Problem requirements: From the listing that follows, extract every line and set it down unaltered.

Supplied records:
START
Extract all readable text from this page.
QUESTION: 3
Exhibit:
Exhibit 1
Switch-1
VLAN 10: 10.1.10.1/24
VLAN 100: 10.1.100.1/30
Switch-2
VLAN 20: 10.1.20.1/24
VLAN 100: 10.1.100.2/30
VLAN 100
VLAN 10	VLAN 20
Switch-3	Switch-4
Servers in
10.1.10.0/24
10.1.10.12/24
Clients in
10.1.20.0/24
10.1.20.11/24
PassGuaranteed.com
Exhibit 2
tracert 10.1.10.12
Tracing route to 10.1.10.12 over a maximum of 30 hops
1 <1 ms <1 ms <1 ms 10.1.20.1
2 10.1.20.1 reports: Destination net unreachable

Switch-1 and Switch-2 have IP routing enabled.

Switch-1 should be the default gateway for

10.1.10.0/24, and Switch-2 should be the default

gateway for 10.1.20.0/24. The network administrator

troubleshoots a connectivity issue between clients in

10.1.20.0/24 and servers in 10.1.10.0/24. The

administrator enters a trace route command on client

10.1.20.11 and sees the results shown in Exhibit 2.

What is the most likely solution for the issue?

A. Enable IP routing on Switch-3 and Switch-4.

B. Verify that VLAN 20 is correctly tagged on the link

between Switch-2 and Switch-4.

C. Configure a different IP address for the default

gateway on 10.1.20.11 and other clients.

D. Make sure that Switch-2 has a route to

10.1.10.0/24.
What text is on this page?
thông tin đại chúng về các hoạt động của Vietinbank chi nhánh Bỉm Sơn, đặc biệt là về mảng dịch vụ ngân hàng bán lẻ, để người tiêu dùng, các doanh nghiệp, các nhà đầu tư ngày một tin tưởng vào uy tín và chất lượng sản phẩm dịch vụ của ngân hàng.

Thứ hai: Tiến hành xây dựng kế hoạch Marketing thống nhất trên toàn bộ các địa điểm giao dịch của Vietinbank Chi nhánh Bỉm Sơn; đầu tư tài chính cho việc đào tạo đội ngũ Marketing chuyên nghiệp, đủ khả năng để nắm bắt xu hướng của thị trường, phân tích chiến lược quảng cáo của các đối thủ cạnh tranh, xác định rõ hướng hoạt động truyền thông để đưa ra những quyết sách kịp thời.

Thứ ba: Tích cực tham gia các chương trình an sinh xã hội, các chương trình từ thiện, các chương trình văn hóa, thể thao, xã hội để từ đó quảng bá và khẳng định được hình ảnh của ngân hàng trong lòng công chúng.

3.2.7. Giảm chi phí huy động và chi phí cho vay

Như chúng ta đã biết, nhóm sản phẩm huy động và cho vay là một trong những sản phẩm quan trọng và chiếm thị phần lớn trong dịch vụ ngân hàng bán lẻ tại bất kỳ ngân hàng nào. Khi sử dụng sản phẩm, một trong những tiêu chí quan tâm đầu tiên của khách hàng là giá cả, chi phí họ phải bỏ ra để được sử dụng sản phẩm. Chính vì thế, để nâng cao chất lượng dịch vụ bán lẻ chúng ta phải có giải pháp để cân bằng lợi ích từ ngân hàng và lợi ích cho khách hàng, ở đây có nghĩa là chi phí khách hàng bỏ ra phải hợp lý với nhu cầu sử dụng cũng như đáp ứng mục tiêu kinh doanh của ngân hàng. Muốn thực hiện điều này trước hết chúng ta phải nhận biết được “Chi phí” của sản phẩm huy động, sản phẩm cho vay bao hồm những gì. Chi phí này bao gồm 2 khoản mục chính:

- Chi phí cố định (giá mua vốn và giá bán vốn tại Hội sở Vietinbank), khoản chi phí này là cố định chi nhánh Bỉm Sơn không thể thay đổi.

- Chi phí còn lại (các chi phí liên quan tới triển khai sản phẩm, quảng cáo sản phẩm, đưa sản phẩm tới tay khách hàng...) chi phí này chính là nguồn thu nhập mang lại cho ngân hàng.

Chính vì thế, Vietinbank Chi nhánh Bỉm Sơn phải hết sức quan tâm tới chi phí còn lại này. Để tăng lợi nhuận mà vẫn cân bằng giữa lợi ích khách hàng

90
END
Solution for this problem:
Extract all readable text from this page.
QUESTION: 3
Exhibit:
Exhibit 1
Switch-1
VLAN 10: 10.1.10.1/24
VLAN 100: 10.1.100.1/30
Switch-2
VLAN 20: 10.1.20.1/24
VLAN 100: 10.1.100.2/30
VLAN 100
VLAN 10	VLAN 20
Switch-3	Switch-4
Servers in
10.1.10.0/24
10.1.10.12/24
Clients in
10.1.20.0/24
10.1.20.11/24
PassGuaranteed.com
Exhibit 2
tracert 10.1.10.12
Tracing route to 10.1.10.12 over a maximum of 30 hops
1 <1 ms <1 ms <1 ms 10.1.20.1
2 10.1.20.1 reports: Destination net unreachable

Switch-1 and Switch-2 have IP routing enabled.

Switch-1 should be the default gateway for

10.1.10.0/24, and Switch-2 should be the default

gateway for 10.1.20.0/24. The network administrator

troubleshoots a connectivity issue between clients in

10.1.20.0/24 and servers in 10.1.10.0/24. The

administrator enters a trace route command on client

10.1.20.11 and sees the results shown in Exhibit 2.

What is the most likely solution for the issue?

A. Enable IP routing on Switch-3 and Switch-4.

B. Verify that VLAN 20 is correctly tagged on the link

between Switch-2 and Switch-4.

C. Configure a different IP address for the default

gateway on 10.1.20.11 and other clients.

D. Make sure that Switch-2 has a route to

10.1.10.0/24.
What text is on this page?
thông tin đại chúng về các hoạt động của Vietinbank chi nhánh Bỉm Sơn, đặc biệt là về mảng dịch vụ ngân hàng bán lẻ, để người tiêu dùng, các doanh nghiệp, các nhà đầu tư ngày một tin tưởng vào uy tín và chất lượng sản phẩm dịch vụ của ngân hàng.

Thứ hai: Tiến hành xây dựng kế hoạch Marketing thống nhất trên toàn bộ các địa điểm giao dịch của Vietinbank Chi nhánh Bỉm Sơn; đầu tư tài chính cho việc đào tạo đội ngũ Marketing chuyên nghiệp, đủ khả năng để nắm bắt xu hướng của thị trường, phân tích chiến lược quảng cáo của các đối thủ cạnh tranh, xác định rõ hướng hoạt động truyền thông để đưa ra những quyết sách kịp thời.

Thứ ba: Tích cực tham gia các chương trình an sinh xã hội, các chương trình từ thiện, các chương trình văn hóa, thể thao, xã hội để từ đó quảng bá và khẳng định được hình ảnh của ngân hàng trong lòng công chúng.

3.2.7. Giảm chi phí huy động và chi phí cho vay

Như chúng ta đã biết, nhóm sản phẩm huy động và cho vay là một trong những sản phẩm quan trọng và chiếm thị phần lớn trong dịch vụ ngân hàng bán lẻ tại bất kỳ ngân hàng nào. Khi sử dụng sản phẩm, một trong những tiêu chí quan tâm đầu tiên của khách hàng là giá cả, chi phí họ phải bỏ ra để được sử dụng sản phẩm. Chính vì thế, để nâng cao chất lượng dịch vụ bán lẻ chúng ta phải có giải pháp để cân bằng lợi ích từ ngân hàng và lợi ích cho khách hàng, ở đây có nghĩa là chi phí khách hàng bỏ ra phải hợp lý với nhu cầu sử dụng cũng như đáp ứng mục tiêu kinh doanh của ngân hàng. Muốn thực hiện điều này trước hết chúng ta phải nhận biết được “Chi phí” của sản phẩm huy động, sản phẩm cho vay bao hồm những gì. Chi phí này bao gồm 2 khoản mục chính:

- Chi phí cố định (giá mua vốn và giá bán vốn tại Hội sở Vietinbank), khoản chi phí này là cố định chi nhánh Bỉm Sơn không thể thay đổi.

- Chi phí còn lại (các chi phí liên quan tới triển khai sản phẩm, quảng cáo sản phẩm, đưa sản phẩm tới tay khách hàng...) chi phí này chính là nguồn thu nhập mang lại cho ngân hàng.

Chính vì thế, Vietinbank Chi nhánh Bỉm Sơn phải hết sức quan tâm tới chi phí còn lại này. Để tăng lợi nhuận mà vẫn cân bằng giữa lợi ích khách hàng

90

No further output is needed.